**Given instruction:**
Every line in the listing is to be echoed verbatim.

**Entries supplied:**
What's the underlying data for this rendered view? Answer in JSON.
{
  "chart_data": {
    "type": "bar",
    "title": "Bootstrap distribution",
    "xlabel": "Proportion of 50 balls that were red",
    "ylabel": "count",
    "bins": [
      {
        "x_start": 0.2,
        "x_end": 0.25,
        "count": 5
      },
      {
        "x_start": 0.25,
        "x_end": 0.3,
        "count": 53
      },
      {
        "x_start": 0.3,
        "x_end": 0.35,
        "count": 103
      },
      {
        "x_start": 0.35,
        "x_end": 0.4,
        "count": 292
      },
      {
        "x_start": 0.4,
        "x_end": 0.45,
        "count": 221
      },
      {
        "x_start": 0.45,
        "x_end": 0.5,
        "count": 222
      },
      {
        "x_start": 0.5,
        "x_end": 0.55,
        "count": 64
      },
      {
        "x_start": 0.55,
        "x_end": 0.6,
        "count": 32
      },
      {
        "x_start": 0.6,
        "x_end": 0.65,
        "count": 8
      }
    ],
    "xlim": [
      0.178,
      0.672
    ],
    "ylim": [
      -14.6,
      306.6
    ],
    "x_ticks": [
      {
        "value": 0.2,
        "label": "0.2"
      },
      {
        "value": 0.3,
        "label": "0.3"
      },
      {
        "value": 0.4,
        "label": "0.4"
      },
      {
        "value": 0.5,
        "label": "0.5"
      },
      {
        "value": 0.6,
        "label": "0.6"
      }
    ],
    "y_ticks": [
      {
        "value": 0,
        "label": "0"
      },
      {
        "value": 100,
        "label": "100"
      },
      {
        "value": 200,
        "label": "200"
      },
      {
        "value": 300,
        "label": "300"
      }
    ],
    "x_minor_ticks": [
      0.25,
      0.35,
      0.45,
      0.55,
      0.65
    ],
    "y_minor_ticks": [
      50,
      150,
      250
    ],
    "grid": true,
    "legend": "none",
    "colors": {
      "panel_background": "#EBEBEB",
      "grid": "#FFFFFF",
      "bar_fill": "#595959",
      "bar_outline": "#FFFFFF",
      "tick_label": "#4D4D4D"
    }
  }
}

**Reply:**
What's the underlying data for this rendered view? Answer in JSON.
{
  "chart_data": {
    "type": "bar",
    "title": "Bootstrap distribution",
    "xlabel": "Proportion of 50 balls that were red",
    "ylabel": "count",
    "bins": [
      {
        "x_start": 0.2,
        "x_end": 0.25,
        "count": 5
      },
      {
        "x_start": 0.25,
        "x_end": 0.3,
        "count": 53
      },
      {
        "x_start": 0.3,
        "x_end": 0.35,
        "count": 103
      },
      {
        "x_start": 0.35,
        "x_end": 0.4,
        "count": 292
      },
      {
        "x_start": 0.4,
        "x_end": 0.45,
        "count": 221
      },
      {
        "x_start": 0.45,
        "x_end": 0.5,
        "count": 222
      },
      {
        "x_start": 0.5,
        "x_end": 0.55,
        "count": 64
      },
      {
        "x_start": 0.55,
        "x_end": 0.6,
        "count": 32
      },
      {
        "x_start": 0.6,
        "x_end": 0.65,
        "count": 8
      }
    ],
    "xlim": [
      0.178,
      0.672
    ],
    "ylim": [
      -14.6,
      306.6
    ],
    "x_ticks": [
      {
        "value": 0.2,
        "label": "0.2"
      },
      {
        "value": 0.3,
        "label": "0.3"
      },
      {
        "value": 0.4,
        "label": "0.4"
      },
      {
        "value": 0.5,
        "label": "0.5"
      },
      {
        "value": 0.6,
        "label": "0.6"
      }
    ],
    "y_ticks": [
      {
        "value": 0,
        "label": "0"
      },
      {
        "value": 100,
        "label": "100"
      },
      {
        "value": 200,
        "label": "200"
      },
      {
        "value": 300,
        "label": "300"
      }
    ],
    "x_minor_ticks": [
      0.25,
      0.35,
      0.45,
      0.55,
      0.65
    ],
    "y_minor_ticks": [
      50,
      150,
      250
    ],
    "grid": true,
    "legend": "none",
    "colors": {
      "panel_background": "#EBEBEB",
      "grid": "#FFFFFF",
      "bar_fill": "#595959",
      "bar_outline": "#FFFFFF",
      "tick_label": "#4D4D4D"
    }
  }
}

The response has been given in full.